** start of INFORMATION PROVIDED **
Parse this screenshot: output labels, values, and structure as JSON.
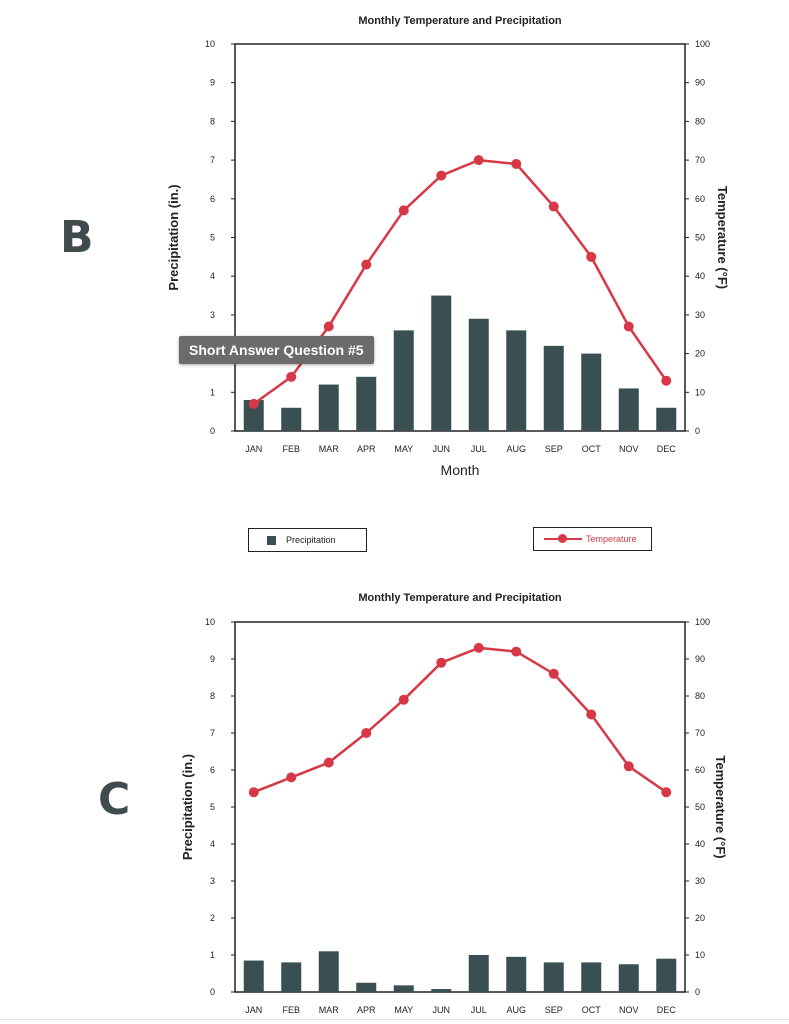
{
  "tooltip": {
    "text": "Short Answer Question #5"
  },
  "legend": {
    "precip_label": "Precipitation",
    "temp_label": "Temperature"
  },
  "colors": {
    "bar": "#3a4f52",
    "line": "#d73845",
    "axis": "#222222"
  },
  "chart_data": [
    {
      "panel": "B",
      "type": "bar+line",
      "title": "Monthly Temperature and Precipitation",
      "xlabel": "Month",
      "ylabel_left": "Precipitation (in.)",
      "ylabel_right": "Temperature (°F)",
      "categories": [
        "JAN",
        "FEB",
        "MAR",
        "APR",
        "MAY",
        "JUN",
        "JUL",
        "AUG",
        "SEP",
        "OCT",
        "NOV",
        "DEC"
      ],
      "ylim_left": [
        0,
        10
      ],
      "ylim_right": [
        0,
        100
      ],
      "series": [
        {
          "name": "Precipitation",
          "kind": "bar",
          "axis": "left",
          "values": [
            0.8,
            0.6,
            1.2,
            1.4,
            2.6,
            3.5,
            2.9,
            2.6,
            2.2,
            2.0,
            1.1,
            0.6
          ]
        },
        {
          "name": "Temperature",
          "kind": "line",
          "axis": "right",
          "values": [
            7,
            14,
            27,
            43,
            57,
            66,
            70,
            69,
            58,
            45,
            27,
            13
          ]
        }
      ]
    },
    {
      "panel": "C",
      "type": "bar+line",
      "title": "Monthly Temperature and Precipitation",
      "xlabel": "",
      "ylabel_left": "Precipitation (in.)",
      "ylabel_right": "Temperature (°F)",
      "categories": [
        "JAN",
        "FEB",
        "MAR",
        "APR",
        "MAY",
        "JUN",
        "JUL",
        "AUG",
        "SEP",
        "OCT",
        "NOV",
        "DEC"
      ],
      "ylim_left": [
        0,
        10
      ],
      "ylim_right": [
        0,
        100
      ],
      "series": [
        {
          "name": "Precipitation",
          "kind": "bar",
          "axis": "left",
          "values": [
            0.85,
            0.8,
            1.1,
            0.25,
            0.18,
            0.08,
            1.0,
            0.95,
            0.8,
            0.8,
            0.75,
            0.9
          ]
        },
        {
          "name": "Temperature",
          "kind": "line",
          "axis": "right",
          "values": [
            54,
            58,
            62,
            70,
            79,
            89,
            93,
            92,
            86,
            75,
            61,
            54
          ]
        }
      ]
    }
  ]
}
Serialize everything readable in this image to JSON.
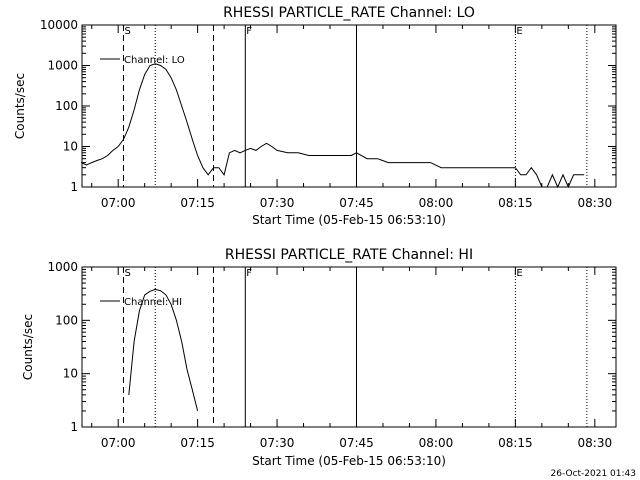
** end of INFORMATION PROVIDED **
EXERCISE REQUIREMENTS. Strip the images and reproduce the remaining records precisely.

EXERCISE ANSWER.
Parse this screenshot: output labels, values, and structure as JSON.
{
  "tooltip": {
    "text": "Short Answer Question #5"
  },
  "legend": {
    "precip_label": "Precipitation",
    "temp_label": "Temperature"
  },
  "colors": {
    "bar": "#3a4f52",
    "line": "#d73845",
    "axis": "#222222"
  },
  "chart_data": [
    {
      "panel": "B",
      "type": "bar+line",
      "title": "Monthly Temperature and Precipitation",
      "xlabel": "Month",
      "ylabel_left": "Precipitation (in.)",
      "ylabel_right": "Temperature (°F)",
      "categories": [
        "JAN",
        "FEB",
        "MAR",
        "APR",
        "MAY",
        "JUN",
        "JUL",
        "AUG",
        "SEP",
        "OCT",
        "NOV",
        "DEC"
      ],
      "ylim_left": [
        0,
        10
      ],
      "ylim_right": [
        0,
        100
      ],
      "series": [
        {
          "name": "Precipitation",
          "kind": "bar",
          "axis": "left",
          "values": [
            0.8,
            0.6,
            1.2,
            1.4,
            2.6,
            3.5,
            2.9,
            2.6,
            2.2,
            2.0,
            1.1,
            0.6
          ]
        },
        {
          "name": "Temperature",
          "kind": "line",
          "axis": "right",
          "values": [
            7,
            14,
            27,
            43,
            57,
            66,
            70,
            69,
            58,
            45,
            27,
            13
          ]
        }
      ]
    },
    {
      "panel": "C",
      "type": "bar+line",
      "title": "Monthly Temperature and Precipitation",
      "xlabel": "",
      "ylabel_left": "Precipitation (in.)",
      "ylabel_right": "Temperature (°F)",
      "categories": [
        "JAN",
        "FEB",
        "MAR",
        "APR",
        "MAY",
        "JUN",
        "JUL",
        "AUG",
        "SEP",
        "OCT",
        "NOV",
        "DEC"
      ],
      "ylim_left": [
        0,
        10
      ],
      "ylim_right": [
        0,
        100
      ],
      "series": [
        {
          "name": "Precipitation",
          "kind": "bar",
          "axis": "left",
          "values": [
            0.85,
            0.8,
            1.1,
            0.25,
            0.18,
            0.08,
            1.0,
            0.95,
            0.8,
            0.8,
            0.75,
            0.9
          ]
        },
        {
          "name": "Temperature",
          "kind": "line",
          "axis": "right",
          "values": [
            54,
            58,
            62,
            70,
            79,
            89,
            93,
            92,
            86,
            75,
            61,
            54
          ]
        }
      ]
    }
  ]
}
Serialize everything readable in this image to JSON.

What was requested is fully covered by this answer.